* _Exercise task_
The data below is to be returned in full and exactly.

(Dataset items)
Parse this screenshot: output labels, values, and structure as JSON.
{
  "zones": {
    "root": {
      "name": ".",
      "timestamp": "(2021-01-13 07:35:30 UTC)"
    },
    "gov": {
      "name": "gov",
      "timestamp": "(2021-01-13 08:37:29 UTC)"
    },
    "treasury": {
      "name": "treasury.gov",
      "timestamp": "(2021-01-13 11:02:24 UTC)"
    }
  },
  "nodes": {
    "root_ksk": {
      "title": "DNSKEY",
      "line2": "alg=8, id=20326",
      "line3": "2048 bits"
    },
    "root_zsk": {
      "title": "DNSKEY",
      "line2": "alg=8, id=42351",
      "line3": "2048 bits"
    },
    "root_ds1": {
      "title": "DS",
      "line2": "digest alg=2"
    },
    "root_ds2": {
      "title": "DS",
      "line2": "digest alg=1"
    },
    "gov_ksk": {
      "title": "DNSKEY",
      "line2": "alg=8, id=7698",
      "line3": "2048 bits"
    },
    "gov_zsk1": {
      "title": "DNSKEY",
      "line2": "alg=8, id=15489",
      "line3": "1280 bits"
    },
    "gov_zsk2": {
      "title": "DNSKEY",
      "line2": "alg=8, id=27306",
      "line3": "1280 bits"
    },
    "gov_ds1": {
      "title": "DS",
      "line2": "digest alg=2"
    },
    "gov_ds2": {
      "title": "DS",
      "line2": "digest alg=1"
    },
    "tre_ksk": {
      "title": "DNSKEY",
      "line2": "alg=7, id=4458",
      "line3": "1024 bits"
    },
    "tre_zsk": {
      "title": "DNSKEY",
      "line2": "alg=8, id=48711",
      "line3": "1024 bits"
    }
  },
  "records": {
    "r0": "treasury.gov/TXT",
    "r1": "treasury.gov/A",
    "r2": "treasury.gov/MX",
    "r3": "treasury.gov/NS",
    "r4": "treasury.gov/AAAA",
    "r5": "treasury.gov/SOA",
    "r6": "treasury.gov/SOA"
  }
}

* _Answer_
Parse this screenshot: output labels, values, and structure as JSON.
{
  "zones": {
    "root": {
      "name": ".",
      "timestamp": "(2021-01-13 07:35:30 UTC)"
    },
    "gov": {
      "name": "gov",
      "timestamp": "(2021-01-13 08:37:29 UTC)"
    },
    "treasury": {
      "name": "treasury.gov",
      "timestamp": "(2021-01-13 11:02:24 UTC)"
    }
  },
  "nodes": {
    "root_ksk": {
      "title": "DNSKEY",
      "line2": "alg=8, id=20326",
      "line3": "2048 bits"
    },
    "root_zsk": {
      "title": "DNSKEY",
      "line2": "alg=8, id=42351",
      "line3": "2048 bits"
    },
    "root_ds1": {
      "title": "DS",
      "line2": "digest alg=2"
    },
    "root_ds2": {
      "title": "DS",
      "line2": "digest alg=1"
    },
    "gov_ksk": {
      "title": "DNSKEY",
      "line2": "alg=8, id=7698",
      "line3": "2048 bits"
    },
    "gov_zsk1": {
      "title": "DNSKEY",
      "line2": "alg=8, id=15489",
      "line3": "1280 bits"
    },
    "gov_zsk2": {
      "title": "DNSKEY",
      "line2": "alg=8, id=27306",
      "line3": "1280 bits"
    },
    "gov_ds1": {
      "title": "DS",
      "line2": "digest alg=2"
    },
    "gov_ds2": {
      "title": "DS",
      "line2": "digest alg=1"
    },
    "tre_ksk": {
      "title": "DNSKEY",
      "line2": "alg=7, id=4458",
      "line3": "1024 bits"
    },
    "tre_zsk": {
      "title": "DNSKEY",
      "line2": "alg=8, id=48711",
      "line3": "1024 bits"
    }
  },
  "records": {
    "r0": "treasury.gov/TXT",
    "r1": "treasury.gov/A",
    "r2": "treasury.gov/MX",
    "r3": "treasury.gov/NS",
    "r4": "treasury.gov/AAAA",
    "r5": "treasury.gov/SOA",
    "r6": "treasury.gov/SOA"
  }
}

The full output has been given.